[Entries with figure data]
============
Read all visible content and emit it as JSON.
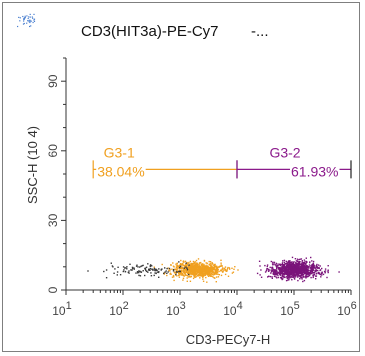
{
  "window": {
    "title": "CD3(HIT3a)-PE-Cy7",
    "title_suffix": "-...",
    "app_icon": "scatter-plot-icon"
  },
  "chart_data": {
    "type": "scatter",
    "xlabel": "CD3-PECy7-H",
    "ylabel": "SSC-H (10 4)",
    "x_scale": "log",
    "xlim": [
      10,
      1000000
    ],
    "ylim": [
      0,
      100
    ],
    "x_ticks": [
      {
        "base": "10",
        "exp": "1",
        "value": 10
      },
      {
        "base": "10",
        "exp": "2",
        "value": 100
      },
      {
        "base": "10",
        "exp": "3",
        "value": 1000
      },
      {
        "base": "10",
        "exp": "4",
        "value": 10000
      },
      {
        "base": "10",
        "exp": "5",
        "value": 100000
      },
      {
        "base": "10",
        "exp": "6",
        "value": 1000000
      }
    ],
    "y_ticks": [
      {
        "label": "0",
        "value": 0
      },
      {
        "label": "30",
        "value": 30
      },
      {
        "label": "60",
        "value": 60
      },
      {
        "label": "90",
        "value": 90
      }
    ],
    "gates": [
      {
        "name": "G3-1",
        "percent": "38.04%",
        "x_range": [
          30,
          10000
        ],
        "y": 52,
        "color": "#f0a020"
      },
      {
        "name": "G3-2",
        "percent": "61.93%",
        "x_range": [
          10000,
          1000000
        ],
        "y": 52,
        "color": "#8b1a8b"
      }
    ],
    "populations": [
      {
        "gate": "G3-1",
        "x_center": 2000,
        "y_center": 9,
        "x_log_spread": 0.22,
        "y_spread": 1.6,
        "count": 900,
        "color": "#f0a020"
      },
      {
        "gate": "G3-2",
        "x_center": 100000,
        "y_center": 9,
        "x_log_spread": 0.22,
        "y_spread": 1.6,
        "count": 1100,
        "color": "#7a137a"
      },
      {
        "gate": "G3-1",
        "x_center": 250,
        "y_center": 9,
        "x_log_spread": 0.35,
        "y_spread": 1.4,
        "count": 120,
        "color": "#3a3a3a"
      }
    ],
    "colors": {
      "axis": "#333333",
      "tick_text": "#444444"
    }
  }
}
============
## WORK INSTRUCTIONS
Skip every picture and transcribe the data above exactly.

## PROBLEM SOLUTION
Read all visible content and emit it as JSON.
{
  "window": {
    "title": "CD3(HIT3a)-PE-Cy7",
    "title_suffix": "-...",
    "app_icon": "scatter-plot-icon"
  },
  "chart_data": {
    "type": "scatter",
    "xlabel": "CD3-PECy7-H",
    "ylabel": "SSC-H (10 4)",
    "x_scale": "log",
    "xlim": [
      10,
      1000000
    ],
    "ylim": [
      0,
      100
    ],
    "x_ticks": [
      {
        "base": "10",
        "exp": "1",
        "value": 10
      },
      {
        "base": "10",
        "exp": "2",
        "value": 100
      },
      {
        "base": "10",
        "exp": "3",
        "value": 1000
      },
      {
        "base": "10",
        "exp": "4",
        "value": 10000
      },
      {
        "base": "10",
        "exp": "5",
        "value": 100000
      },
      {
        "base": "10",
        "exp": "6",
        "value": 1000000
      }
    ],
    "y_ticks": [
      {
        "label": "0",
        "value": 0
      },
      {
        "label": "30",
        "value": 30
      },
      {
        "label": "60",
        "value": 60
      },
      {
        "label": "90",
        "value": 90
      }
    ],
    "gates": [
      {
        "name": "G3-1",
        "percent": "38.04%",
        "x_range": [
          30,
          10000
        ],
        "y": 52,
        "color": "#f0a020"
      },
      {
        "name": "G3-2",
        "percent": "61.93%",
        "x_range": [
          10000,
          1000000
        ],
        "y": 52,
        "color": "#8b1a8b"
      }
    ],
    "populations": [
      {
        "gate": "G3-1",
        "x_center": 2000,
        "y_center": 9,
        "x_log_spread": 0.22,
        "y_spread": 1.6,
        "count": 900,
        "color": "#f0a020"
      },
      {
        "gate": "G3-2",
        "x_center": 100000,
        "y_center": 9,
        "x_log_spread": 0.22,
        "y_spread": 1.6,
        "count": 1100,
        "color": "#7a137a"
      },
      {
        "gate": "G3-1",
        "x_center": 250,
        "y_center": 9,
        "x_log_spread": 0.35,
        "y_spread": 1.4,
        "count": 120,
        "color": "#3a3a3a"
      }
    ],
    "colors": {
      "axis": "#333333",
      "tick_text": "#444444"
    }
  }
}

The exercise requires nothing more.